» **WHAT THE TASK ASKS**:
Reproduce all entries word for word.

» **LISTING**:
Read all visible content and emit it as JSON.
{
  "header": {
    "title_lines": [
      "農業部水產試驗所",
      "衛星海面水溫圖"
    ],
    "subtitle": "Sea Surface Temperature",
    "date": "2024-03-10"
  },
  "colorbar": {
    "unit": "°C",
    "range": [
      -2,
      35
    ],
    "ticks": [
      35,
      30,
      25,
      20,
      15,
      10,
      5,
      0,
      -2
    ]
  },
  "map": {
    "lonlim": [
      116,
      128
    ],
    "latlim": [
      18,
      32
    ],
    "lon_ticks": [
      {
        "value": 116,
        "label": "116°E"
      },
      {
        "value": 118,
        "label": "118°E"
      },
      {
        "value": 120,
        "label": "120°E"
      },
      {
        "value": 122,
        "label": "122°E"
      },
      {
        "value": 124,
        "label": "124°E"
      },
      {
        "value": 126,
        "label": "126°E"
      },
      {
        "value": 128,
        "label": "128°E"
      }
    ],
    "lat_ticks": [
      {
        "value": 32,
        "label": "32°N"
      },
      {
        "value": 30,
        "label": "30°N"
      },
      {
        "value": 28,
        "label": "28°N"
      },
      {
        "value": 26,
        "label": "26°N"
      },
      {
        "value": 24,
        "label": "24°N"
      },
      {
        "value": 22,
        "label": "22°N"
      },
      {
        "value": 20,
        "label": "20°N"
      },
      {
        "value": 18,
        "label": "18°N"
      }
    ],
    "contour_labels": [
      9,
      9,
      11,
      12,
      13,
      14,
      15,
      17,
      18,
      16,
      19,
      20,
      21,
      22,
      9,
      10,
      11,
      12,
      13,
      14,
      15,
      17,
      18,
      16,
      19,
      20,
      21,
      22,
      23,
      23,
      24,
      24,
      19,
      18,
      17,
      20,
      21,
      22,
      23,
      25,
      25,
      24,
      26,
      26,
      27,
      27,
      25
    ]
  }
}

» **RESULT OF THIS EXERCISE**:
Read all visible content and emit it as JSON.
{
  "header": {
    "title_lines": [
      "農業部水產試驗所",
      "衛星海面水溫圖"
    ],
    "subtitle": "Sea Surface Temperature",
    "date": "2024-03-10"
  },
  "colorbar": {
    "unit": "°C",
    "range": [
      -2,
      35
    ],
    "ticks": [
      35,
      30,
      25,
      20,
      15,
      10,
      5,
      0,
      -2
    ]
  },
  "map": {
    "lonlim": [
      116,
      128
    ],
    "latlim": [
      18,
      32
    ],
    "lon_ticks": [
      {
        "value": 116,
        "label": "116°E"
      },
      {
        "value": 118,
        "label": "118°E"
      },
      {
        "value": 120,
        "label": "120°E"
      },
      {
        "value": 122,
        "label": "122°E"
      },
      {
        "value": 124,
        "label": "124°E"
      },
      {
        "value": 126,
        "label": "126°E"
      },
      {
        "value": 128,
        "label": "128°E"
      }
    ],
    "lat_ticks": [
      {
        "value": 32,
        "label": "32°N"
      },
      {
        "value": 30,
        "label": "30°N"
      },
      {
        "value": 28,
        "label": "28°N"
      },
      {
        "value": 26,
        "label": "26°N"
      },
      {
        "value": 24,
        "label": "24°N"
      },
      {
        "value": 22,
        "label": "22°N"
      },
      {
        "value": 20,
        "label": "20°N"
      },
      {
        "value": 18,
        "label": "18°N"
      }
    ],
    "contour_labels": [
      9,
      9,
      11,
      12,
      13,
      14,
      15,
      17,
      18,
      16,
      19,
      20,
      21,
      22,
      9,
      10,
      11,
      12,
      13,
      14,
      15,
      17,
      18,
      16,
      19,
      20,
      21,
      22,
      23,
      23,
      24,
      24,
      19,
      18,
      17,
      20,
      21,
      22,
      23,
      25,
      25,
      24,
      26,
      26,
      27,
      27,
      25
    ]
  }
}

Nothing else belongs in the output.